-------- SUPPLIED MATERIAL --------

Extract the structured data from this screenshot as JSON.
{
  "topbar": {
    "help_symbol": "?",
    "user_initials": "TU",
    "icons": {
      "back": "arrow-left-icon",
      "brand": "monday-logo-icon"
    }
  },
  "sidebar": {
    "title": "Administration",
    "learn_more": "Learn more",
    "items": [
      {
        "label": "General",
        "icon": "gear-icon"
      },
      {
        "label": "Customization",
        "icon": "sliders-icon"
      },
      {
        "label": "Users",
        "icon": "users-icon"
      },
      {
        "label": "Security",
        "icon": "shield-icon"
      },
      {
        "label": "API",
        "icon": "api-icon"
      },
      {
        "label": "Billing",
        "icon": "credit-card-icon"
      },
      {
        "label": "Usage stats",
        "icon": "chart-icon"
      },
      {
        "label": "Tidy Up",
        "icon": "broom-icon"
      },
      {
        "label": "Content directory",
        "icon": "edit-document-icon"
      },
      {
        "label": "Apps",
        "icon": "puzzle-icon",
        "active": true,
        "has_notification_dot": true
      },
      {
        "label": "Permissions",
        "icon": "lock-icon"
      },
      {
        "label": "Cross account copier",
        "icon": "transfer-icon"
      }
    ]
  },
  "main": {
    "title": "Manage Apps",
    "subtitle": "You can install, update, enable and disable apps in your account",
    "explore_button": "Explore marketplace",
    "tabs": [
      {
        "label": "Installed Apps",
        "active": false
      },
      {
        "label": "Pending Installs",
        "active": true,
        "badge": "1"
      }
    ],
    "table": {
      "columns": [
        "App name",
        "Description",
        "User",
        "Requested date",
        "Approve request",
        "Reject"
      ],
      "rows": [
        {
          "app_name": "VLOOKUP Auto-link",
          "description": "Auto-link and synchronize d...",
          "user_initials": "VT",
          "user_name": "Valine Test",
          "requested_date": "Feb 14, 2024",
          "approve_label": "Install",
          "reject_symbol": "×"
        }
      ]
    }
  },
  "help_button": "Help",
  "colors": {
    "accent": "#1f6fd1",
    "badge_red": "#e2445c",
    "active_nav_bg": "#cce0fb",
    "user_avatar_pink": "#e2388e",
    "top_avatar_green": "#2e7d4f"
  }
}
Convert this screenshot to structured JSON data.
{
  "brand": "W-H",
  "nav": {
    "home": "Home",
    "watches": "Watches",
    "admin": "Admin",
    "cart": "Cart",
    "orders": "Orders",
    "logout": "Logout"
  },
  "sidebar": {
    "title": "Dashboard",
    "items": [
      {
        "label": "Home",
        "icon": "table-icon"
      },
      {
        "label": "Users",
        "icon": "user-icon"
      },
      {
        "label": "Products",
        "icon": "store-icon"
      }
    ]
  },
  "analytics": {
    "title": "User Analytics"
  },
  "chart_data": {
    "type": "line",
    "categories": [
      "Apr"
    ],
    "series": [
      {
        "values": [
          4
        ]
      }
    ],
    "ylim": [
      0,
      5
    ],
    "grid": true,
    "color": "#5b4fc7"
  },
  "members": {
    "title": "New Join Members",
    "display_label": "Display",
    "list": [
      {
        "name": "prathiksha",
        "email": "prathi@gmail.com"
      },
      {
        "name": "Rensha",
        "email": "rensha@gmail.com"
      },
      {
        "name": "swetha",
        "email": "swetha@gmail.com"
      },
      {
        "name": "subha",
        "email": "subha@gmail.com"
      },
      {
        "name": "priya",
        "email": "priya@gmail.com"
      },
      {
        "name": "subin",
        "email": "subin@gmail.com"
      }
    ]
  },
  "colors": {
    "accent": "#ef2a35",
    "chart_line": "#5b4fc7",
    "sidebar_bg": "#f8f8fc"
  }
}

--------

EXERCISE DESCRIPTION ->
Set out exactly the run of lines that begins at the line holding "Convert this screenshot" and ends at the last line of the data.

COMPLETED TASK ->
Convert this screenshot to structured JSON data.
{
  "brand": "W-H",
  "nav": {
    "home": "Home",
    "watches": "Watches",
    "admin": "Admin",
    "cart": "Cart",
    "orders": "Orders",
    "logout": "Logout"
  },
  "sidebar": {
    "title": "Dashboard",
    "items": [
      {
        "label": "Home",
        "icon": "table-icon"
      },
      {
        "label": "Users",
        "icon": "user-icon"
      },
      {
        "label": "Products",
        "icon": "store-icon"
      }
    ]
  },
  "analytics": {
    "title": "User Analytics"
  },
  "chart_data": {
    "type": "line",
    "categories": [
      "Apr"
    ],
    "series": [
      {
        "values": [
          4
        ]
      }
    ],
    "ylim": [
      0,
      5
    ],
    "grid": true,
    "color": "#5b4fc7"
  },
  "members": {
    "title": "New Join Members",
    "display_label": "Display",
    "list": [
      {
        "name": "prathiksha",
        "email": "prathi@gmail.com"
      },
      {
        "name": "Rensha",
        "email": "rensha@gmail.com"
      },
      {
        "name": "swetha",
        "email": "swetha@gmail.com"
      },
      {
        "name": "subha",
        "email": "subha@gmail.com"
      },
      {
        "name": "priya",
        "email": "priya@gmail.com"
      },
      {
        "name": "subin",
        "email": "subin@gmail.com"
      }
    ]
  },
  "colors": {
    "accent": "#ef2a35",
    "chart_line": "#5b4fc7",
    "sidebar_bg": "#f8f8fc"
  }
}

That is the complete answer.